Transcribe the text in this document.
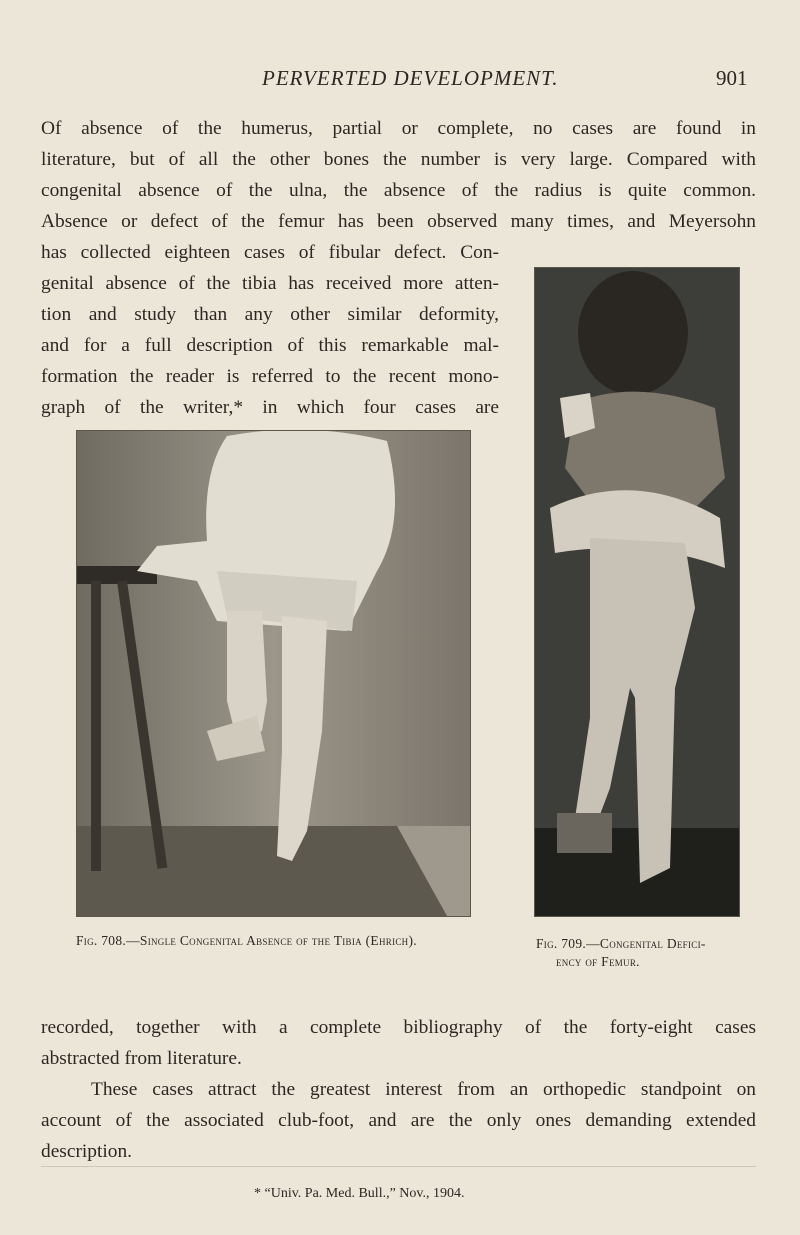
PERVERTED DEVELOPMENT.	901

Of absence of the humerus, partial or complete, no cases are found in
literature, but of all the other bones the number is very large. Compared with
congenital absence of the ulna, the absence of the radius is quite common.
Absence or defect of the femur has been observed many times, and Meyersohn

has collected eighteen cases of fibular defect. Con-
genital absence of the tibia has received more atten-
tion and study than any other similar deformity,
and for a full description of this remarkable mal-
formation the reader is referred to the recent mono-
graph of the writer,* in which four cases are

Fig. 708.—Single Congenital Absence of the Tibia (Ehrich).	Fig. 709.—Congenital Defici-
ency of Femur.

recorded, together with a complete bibliography of the forty-eight cases
abstracted from literature.
These cases attract the greatest interest from an orthopedic standpoint on
account of the associated club-foot, and are the only ones demanding extended
description.

* “Univ. Pa. Med. Bull.,” Nov., 1904.
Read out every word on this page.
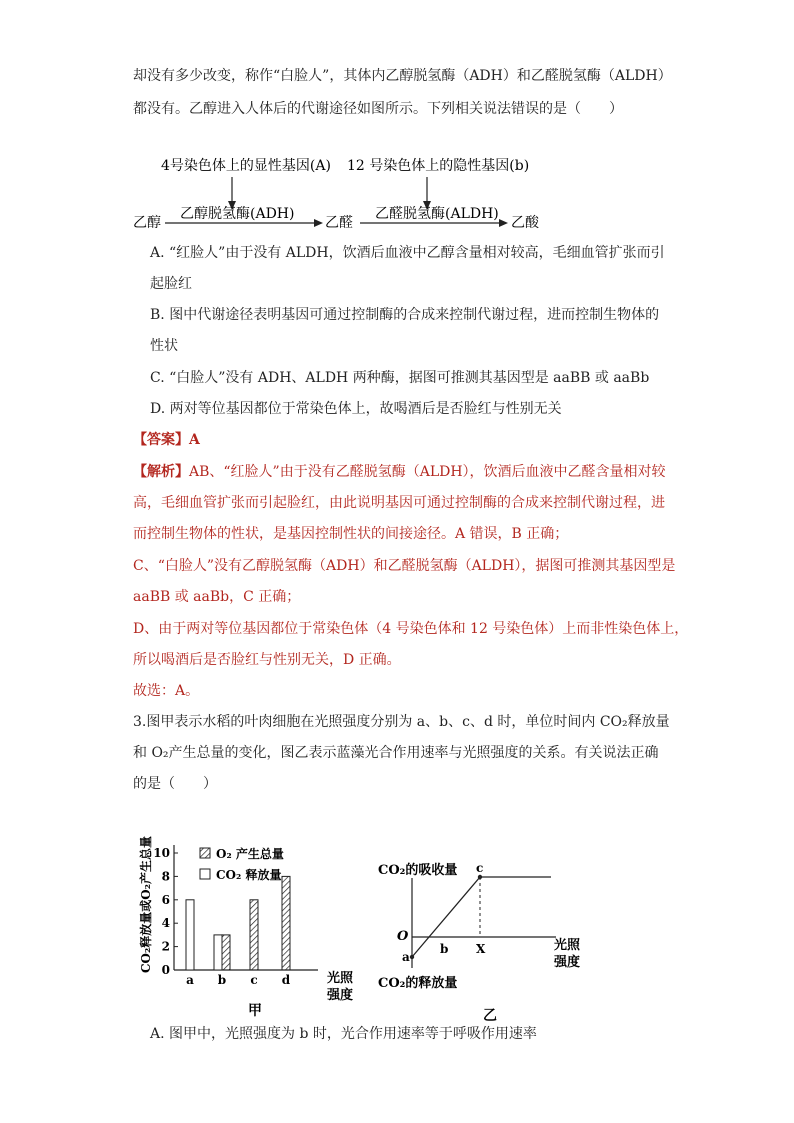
却没有多少改变，称作“白脸人”，其体内乙醇脱氢酶（ADH）和乙醛脱氢酶（ALDH）
都没有。乙醇进入人体后的代谢途径如图所示。下列相关说法错误的是（　　）
4号染色体上的显性基因(A) 12 号染色体上的隐性基因(b)
乙醇
乙醇脱氢酶(ADH)
乙醛
乙醛脱氢酶(ALDH)
乙酸
A. “红脸人”由于没有 ALDH，饮酒后血液中乙醇含量相对较高，毛细血管扩张而引
起脸红
B. 图中代谢途径表明基因可通过控制酶的合成来控制代谢过程，进而控制生物体的
性状
C. “白脸人”没有 ADH、ALDH 两种酶，据图可推测其基因型是 aaBB 或 aaBb
D. 两对等位基因都位于常染色体上，故喝酒后是否脸红与性别无关
【答案】A
【解析】AB、“红脸人”由于没有乙醛脱氢酶（ALDH），饮酒后血液中乙醛含量相对较
高，毛细血管扩张而引起脸红，由此说明基因可通过控制酶的合成来控制代谢过程，进
而控制生物体的性状，是基因控制性状的间接途径。A 错误，B 正确；
C、“白脸人”没有乙醇脱氢酶（ADH）和乙醛脱氢酶（ALDH），据图可推测其基因型是
aaBB 或 aaBb，C 正确；
D、由于两对等位基因都位于常染色体（4 号染色体和 12 号染色体）上而非性染色体上，
所以喝酒后是否脸红与性别无关，D 正确。
故选：A。
3.图甲表示水稻的叶肉细胞在光照强度分别为 a、b、c、d 时，单位时间内 CO₂释放量
和 O₂产生总量的变化，图乙表示蓝藻光合作用速率与光照强度的关系。有关说法正确
的是（　　）
CO₂释放量或O₂产生总量 0
2
4
6
8
10
a b c d
O₂ 产生总量
CO₂ 释放量
光照
强度
甲
CO₂的吸收量
O
a
c
b X	光照
强度
CO₂的释放量
乙
A. 图甲中，光照强度为 b 时，光合作用速率等于呼吸作用速率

*-*-*

*Short task*. Return each full line of the entries that contains the word "cases".

*Problem solution*.
Of absence of the humerus, partial or complete, no cases are found in
has collected eighteen cases of fibular defect. Con-
graph of the writer,* in which four cases are
recorded, together with a complete bibliography of the forty-eight cases
These cases attract the greatest interest from an orthopedic standpoint on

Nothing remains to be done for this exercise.